>> start MATERIAL

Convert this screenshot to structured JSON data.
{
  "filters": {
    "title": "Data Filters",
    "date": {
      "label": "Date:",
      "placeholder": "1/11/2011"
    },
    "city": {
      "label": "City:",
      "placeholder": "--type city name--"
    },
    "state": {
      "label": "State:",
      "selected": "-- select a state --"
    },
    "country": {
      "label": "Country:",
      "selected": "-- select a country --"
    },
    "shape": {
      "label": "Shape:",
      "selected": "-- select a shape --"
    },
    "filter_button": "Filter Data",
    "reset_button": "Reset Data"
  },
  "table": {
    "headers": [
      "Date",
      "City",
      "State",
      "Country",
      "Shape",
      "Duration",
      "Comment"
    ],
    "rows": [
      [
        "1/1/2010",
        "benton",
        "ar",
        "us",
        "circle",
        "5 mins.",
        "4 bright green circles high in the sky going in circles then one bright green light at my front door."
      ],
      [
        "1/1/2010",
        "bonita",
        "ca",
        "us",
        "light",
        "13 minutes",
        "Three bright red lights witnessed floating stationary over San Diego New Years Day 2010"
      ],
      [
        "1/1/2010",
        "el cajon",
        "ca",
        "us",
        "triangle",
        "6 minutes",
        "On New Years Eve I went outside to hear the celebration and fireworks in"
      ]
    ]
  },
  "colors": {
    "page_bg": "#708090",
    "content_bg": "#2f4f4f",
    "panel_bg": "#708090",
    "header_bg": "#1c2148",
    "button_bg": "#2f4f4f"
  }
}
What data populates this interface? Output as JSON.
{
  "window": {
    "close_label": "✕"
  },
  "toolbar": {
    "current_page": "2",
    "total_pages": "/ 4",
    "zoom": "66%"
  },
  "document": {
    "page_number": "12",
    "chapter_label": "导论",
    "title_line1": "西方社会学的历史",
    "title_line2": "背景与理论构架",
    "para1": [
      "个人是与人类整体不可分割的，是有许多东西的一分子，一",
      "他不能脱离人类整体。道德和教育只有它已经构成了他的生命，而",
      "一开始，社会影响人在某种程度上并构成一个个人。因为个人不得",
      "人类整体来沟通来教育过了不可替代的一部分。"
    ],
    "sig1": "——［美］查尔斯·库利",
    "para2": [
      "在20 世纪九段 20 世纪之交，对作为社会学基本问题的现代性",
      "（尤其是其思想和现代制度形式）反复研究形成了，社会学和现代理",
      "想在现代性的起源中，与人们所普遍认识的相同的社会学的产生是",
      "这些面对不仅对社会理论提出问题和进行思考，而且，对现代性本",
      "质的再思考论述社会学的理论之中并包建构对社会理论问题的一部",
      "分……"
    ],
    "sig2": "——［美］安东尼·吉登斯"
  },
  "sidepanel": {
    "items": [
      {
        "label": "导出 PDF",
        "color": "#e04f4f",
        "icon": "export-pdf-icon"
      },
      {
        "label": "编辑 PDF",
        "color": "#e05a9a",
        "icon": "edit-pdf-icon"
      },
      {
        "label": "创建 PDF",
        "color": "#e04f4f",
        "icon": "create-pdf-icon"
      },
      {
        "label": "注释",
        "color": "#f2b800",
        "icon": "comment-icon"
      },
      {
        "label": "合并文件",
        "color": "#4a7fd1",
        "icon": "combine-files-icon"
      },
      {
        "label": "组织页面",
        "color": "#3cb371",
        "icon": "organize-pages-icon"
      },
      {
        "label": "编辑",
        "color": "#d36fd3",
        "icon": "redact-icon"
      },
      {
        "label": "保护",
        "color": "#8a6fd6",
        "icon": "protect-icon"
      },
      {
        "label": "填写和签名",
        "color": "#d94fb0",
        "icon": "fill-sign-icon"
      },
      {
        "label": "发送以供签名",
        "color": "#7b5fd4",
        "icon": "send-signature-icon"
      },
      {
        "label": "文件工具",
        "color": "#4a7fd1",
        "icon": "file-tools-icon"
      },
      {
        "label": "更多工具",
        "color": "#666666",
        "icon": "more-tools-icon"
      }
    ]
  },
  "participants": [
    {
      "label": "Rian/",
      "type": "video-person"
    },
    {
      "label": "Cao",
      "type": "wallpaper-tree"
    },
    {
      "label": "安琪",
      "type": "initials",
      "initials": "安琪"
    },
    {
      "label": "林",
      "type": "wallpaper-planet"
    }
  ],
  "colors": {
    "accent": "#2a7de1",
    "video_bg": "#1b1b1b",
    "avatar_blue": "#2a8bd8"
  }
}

>> end MATERIAL

GIVEN TASK> Retype the material in full. Each word must match.

RESPONSE>
Convert this screenshot to structured JSON data.
{
  "filters": {
    "title": "Data Filters",
    "date": {
      "label": "Date:",
      "placeholder": "1/11/2011"
    },
    "city": {
      "label": "City:",
      "placeholder": "--type city name--"
    },
    "state": {
      "label": "State:",
      "selected": "-- select a state --"
    },
    "country": {
      "label": "Country:",
      "selected": "-- select a country --"
    },
    "shape": {
      "label": "Shape:",
      "selected": "-- select a shape --"
    },
    "filter_button": "Filter Data",
    "reset_button": "Reset Data"
  },
  "table": {
    "headers": [
      "Date",
      "City",
      "State",
      "Country",
      "Shape",
      "Duration",
      "Comment"
    ],
    "rows": [
      [
        "1/1/2010",
        "benton",
        "ar",
        "us",
        "circle",
        "5 mins.",
        "4 bright green circles high in the sky going in circles then one bright green light at my front door."
      ],
      [
        "1/1/2010",
        "bonita",
        "ca",
        "us",
        "light",
        "13 minutes",
        "Three bright red lights witnessed floating stationary over San Diego New Years Day 2010"
      ],
      [
        "1/1/2010",
        "el cajon",
        "ca",
        "us",
        "triangle",
        "6 minutes",
        "On New Years Eve I went outside to hear the celebration and fireworks in"
      ]
    ]
  },
  "colors": {
    "page_bg": "#708090",
    "content_bg": "#2f4f4f",
    "panel_bg": "#708090",
    "header_bg": "#1c2148",
    "button_bg": "#2f4f4f"
  }
}
What data populates this interface? Output as JSON.
{
  "window": {
    "close_label": "✕"
  },
  "toolbar": {
    "current_page": "2",
    "total_pages": "/ 4",
    "zoom": "66%"
  },
  "document": {
    "page_number": "12",
    "chapter_label": "导论",
    "title_line1": "西方社会学的历史",
    "title_line2": "背景与理论构架",
    "para1": [
      "个人是与人类整体不可分割的，是有许多东西的一分子，一",
      "他不能脱离人类整体。道德和教育只有它已经构成了他的生命，而",
      "一开始，社会影响人在某种程度上并构成一个个人。因为个人不得",
      "人类整体来沟通来教育过了不可替代的一部分。"
    ],
    "sig1": "——［美］查尔斯·库利",
    "para2": [
      "在20 世纪九段 20 世纪之交，对作为社会学基本问题的现代性",
      "（尤其是其思想和现代制度形式）反复研究形成了，社会学和现代理",
      "想在现代性的起源中，与人们所普遍认识的相同的社会学的产生是",
      "这些面对不仅对社会理论提出问题和进行思考，而且，对现代性本",
      "质的再思考论述社会学的理论之中并包建构对社会理论问题的一部",
      "分……"
    ],
    "sig2": "——［美］安东尼·吉登斯"
  },
  "sidepanel": {
    "items": [
      {
        "label": "导出 PDF",
        "color": "#e04f4f",
        "icon": "export-pdf-icon"
      },
      {
        "label": "编辑 PDF",
        "color": "#e05a9a",
        "icon": "edit-pdf-icon"
      },
      {
        "label": "创建 PDF",
        "color": "#e04f4f",
        "icon": "create-pdf-icon"
      },
      {
        "label": "注释",
        "color": "#f2b800",
        "icon": "comment-icon"
      },
      {
        "label": "合并文件",
        "color": "#4a7fd1",
        "icon": "combine-files-icon"
      },
      {
        "label": "组织页面",
        "color": "#3cb371",
        "icon": "organize-pages-icon"
      },
      {
        "label": "编辑",
        "color": "#d36fd3",
        "icon": "redact-icon"
      },
      {
        "label": "保护",
        "color": "#8a6fd6",
        "icon": "protect-icon"
      },
      {
        "label": "填写和签名",
        "color": "#d94fb0",
        "icon": "fill-sign-icon"
      },
      {
        "label": "发送以供签名",
        "color": "#7b5fd4",
        "icon": "send-signature-icon"
      },
      {
        "label": "文件工具",
        "color": "#4a7fd1",
        "icon": "file-tools-icon"
      },
      {
        "label": "更多工具",
        "color": "#666666",
        "icon": "more-tools-icon"
      }
    ]
  },
  "participants": [
    {
      "label": "Rian/",
      "type": "video-person"
    },
    {
      "label": "Cao",
      "type": "wallpaper-tree"
    },
    {
      "label": "安琪",
      "type": "initials",
      "initials": "安琪"
    },
    {
      "label": "林",
      "type": "wallpaper-planet"
    }
  ],
  "colors": {
    "accent": "#2a7de1",
    "video_bg": "#1b1b1b",
    "avatar_blue": "#2a8bd8"
  }
}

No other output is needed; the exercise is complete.